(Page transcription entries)
____________________

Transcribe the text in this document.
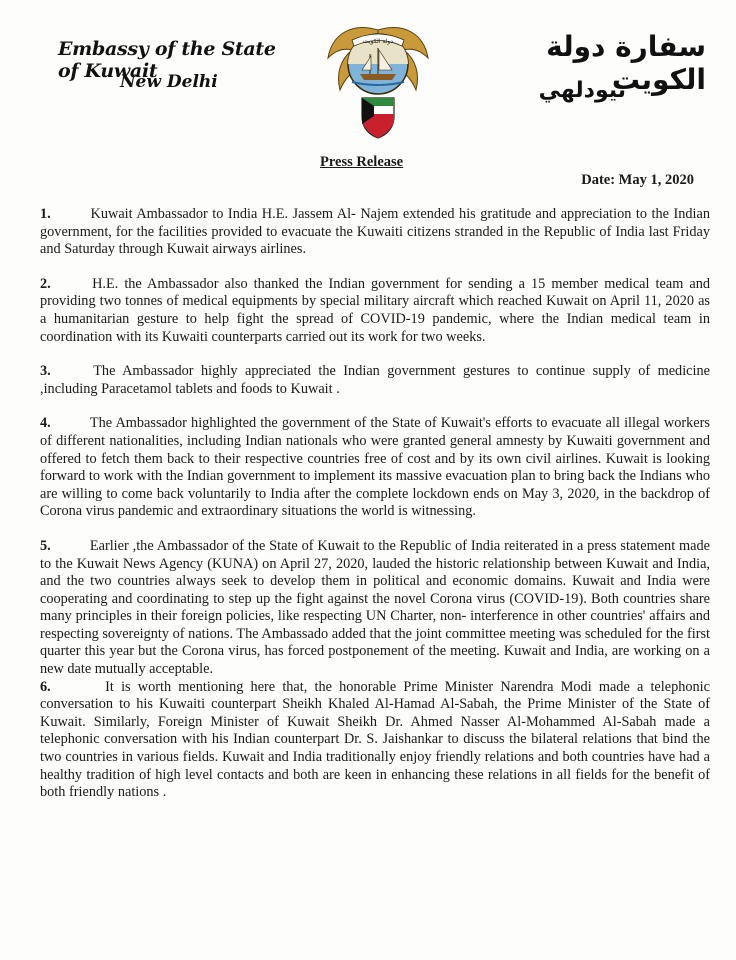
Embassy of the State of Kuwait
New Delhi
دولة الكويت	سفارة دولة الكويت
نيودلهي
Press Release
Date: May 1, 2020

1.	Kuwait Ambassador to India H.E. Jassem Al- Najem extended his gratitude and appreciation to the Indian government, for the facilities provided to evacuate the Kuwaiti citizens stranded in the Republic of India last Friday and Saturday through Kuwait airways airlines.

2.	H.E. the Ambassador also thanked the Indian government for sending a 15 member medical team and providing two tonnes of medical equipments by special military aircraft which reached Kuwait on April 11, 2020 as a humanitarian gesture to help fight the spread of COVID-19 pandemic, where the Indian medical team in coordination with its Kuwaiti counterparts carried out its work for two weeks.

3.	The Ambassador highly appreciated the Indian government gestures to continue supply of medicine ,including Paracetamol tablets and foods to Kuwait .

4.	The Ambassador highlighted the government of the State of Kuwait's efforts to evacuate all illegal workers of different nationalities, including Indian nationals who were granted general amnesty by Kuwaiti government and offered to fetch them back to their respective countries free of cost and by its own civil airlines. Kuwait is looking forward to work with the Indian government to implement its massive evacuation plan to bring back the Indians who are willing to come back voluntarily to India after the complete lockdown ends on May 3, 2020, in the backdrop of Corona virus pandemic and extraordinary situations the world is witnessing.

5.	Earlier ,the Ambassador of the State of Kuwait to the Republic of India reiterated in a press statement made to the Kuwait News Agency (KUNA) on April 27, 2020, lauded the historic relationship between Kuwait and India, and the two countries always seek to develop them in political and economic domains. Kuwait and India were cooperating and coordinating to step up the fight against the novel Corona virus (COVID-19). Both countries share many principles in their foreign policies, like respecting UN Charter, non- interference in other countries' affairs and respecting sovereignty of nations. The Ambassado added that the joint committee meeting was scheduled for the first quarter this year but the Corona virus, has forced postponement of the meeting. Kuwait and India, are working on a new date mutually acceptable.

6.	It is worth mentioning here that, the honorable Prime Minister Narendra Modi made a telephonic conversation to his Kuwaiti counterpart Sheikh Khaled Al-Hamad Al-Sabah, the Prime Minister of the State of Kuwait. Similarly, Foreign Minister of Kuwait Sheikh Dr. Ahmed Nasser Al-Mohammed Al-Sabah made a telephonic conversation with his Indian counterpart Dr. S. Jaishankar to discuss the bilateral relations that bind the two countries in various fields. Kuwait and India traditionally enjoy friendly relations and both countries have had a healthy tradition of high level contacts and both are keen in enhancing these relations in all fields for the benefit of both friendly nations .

____________________

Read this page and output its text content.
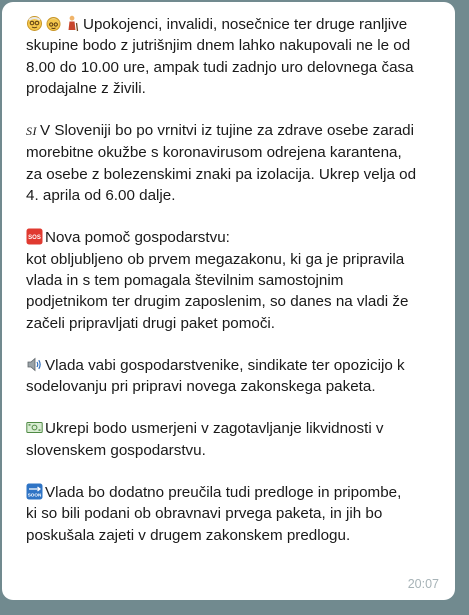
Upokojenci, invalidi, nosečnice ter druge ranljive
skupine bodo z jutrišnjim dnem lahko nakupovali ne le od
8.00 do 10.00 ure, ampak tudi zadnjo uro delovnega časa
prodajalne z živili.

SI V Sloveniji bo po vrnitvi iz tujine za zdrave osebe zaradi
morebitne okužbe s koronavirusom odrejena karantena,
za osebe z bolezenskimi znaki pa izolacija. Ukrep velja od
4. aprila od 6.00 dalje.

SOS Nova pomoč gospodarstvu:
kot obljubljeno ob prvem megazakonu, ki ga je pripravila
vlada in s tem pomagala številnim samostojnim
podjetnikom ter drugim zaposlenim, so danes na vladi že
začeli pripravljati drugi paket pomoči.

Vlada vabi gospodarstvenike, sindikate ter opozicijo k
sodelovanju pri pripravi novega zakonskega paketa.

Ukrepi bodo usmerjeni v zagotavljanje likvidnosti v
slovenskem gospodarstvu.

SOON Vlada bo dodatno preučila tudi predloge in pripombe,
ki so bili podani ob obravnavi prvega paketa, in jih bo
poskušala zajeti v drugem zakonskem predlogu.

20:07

____________________

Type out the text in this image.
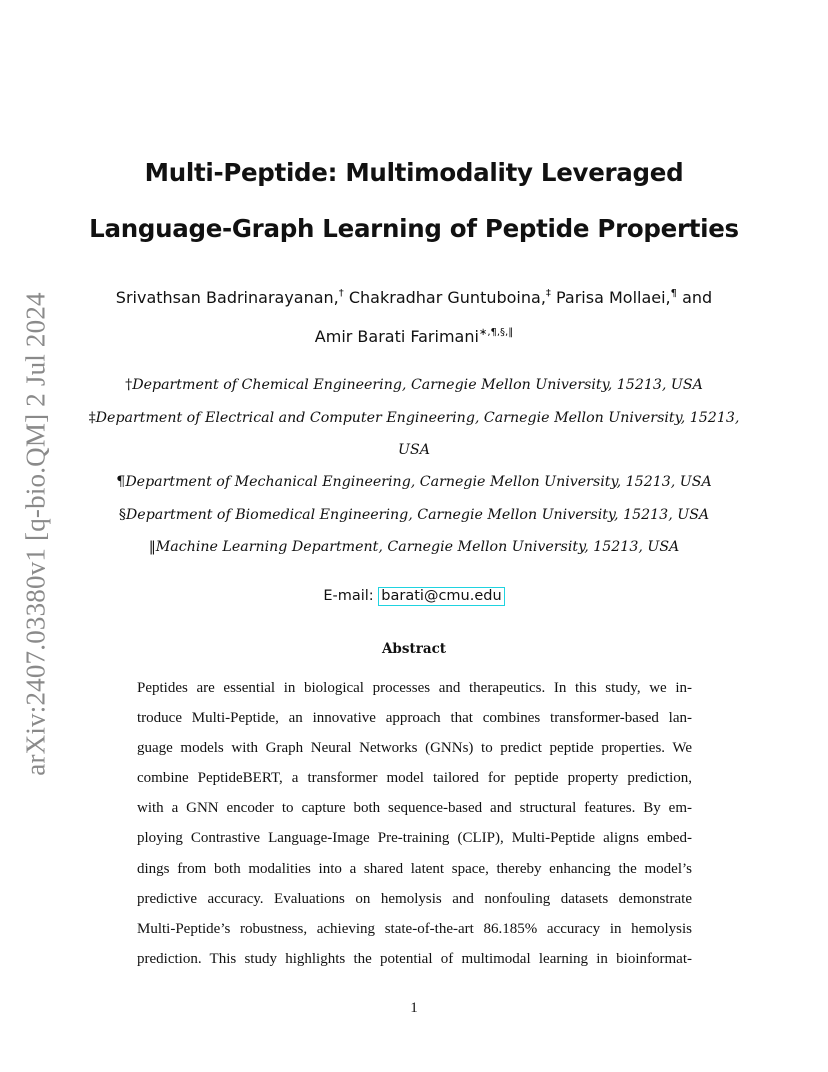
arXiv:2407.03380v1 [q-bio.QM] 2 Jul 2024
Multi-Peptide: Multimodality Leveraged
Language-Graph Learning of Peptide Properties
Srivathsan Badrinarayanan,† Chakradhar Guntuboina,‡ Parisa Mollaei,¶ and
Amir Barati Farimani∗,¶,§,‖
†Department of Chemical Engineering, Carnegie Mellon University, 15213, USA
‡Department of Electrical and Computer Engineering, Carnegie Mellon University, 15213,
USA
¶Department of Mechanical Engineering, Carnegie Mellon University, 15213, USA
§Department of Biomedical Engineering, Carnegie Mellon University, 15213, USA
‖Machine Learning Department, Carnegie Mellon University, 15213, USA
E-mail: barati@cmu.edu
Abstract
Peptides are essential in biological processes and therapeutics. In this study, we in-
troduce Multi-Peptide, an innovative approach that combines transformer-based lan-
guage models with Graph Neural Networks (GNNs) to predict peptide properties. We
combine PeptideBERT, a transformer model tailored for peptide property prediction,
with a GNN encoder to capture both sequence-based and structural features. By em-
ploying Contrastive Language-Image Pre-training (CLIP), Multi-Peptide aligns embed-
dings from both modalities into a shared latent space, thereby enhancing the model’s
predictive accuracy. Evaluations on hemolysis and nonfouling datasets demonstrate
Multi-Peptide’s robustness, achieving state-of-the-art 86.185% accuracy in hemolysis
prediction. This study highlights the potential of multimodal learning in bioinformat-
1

____________________

## TASK DETAILS
Respond with the number of lines in the entries that include the string "tudi", and nothing besides.

## WRITTEN SOLUTION
2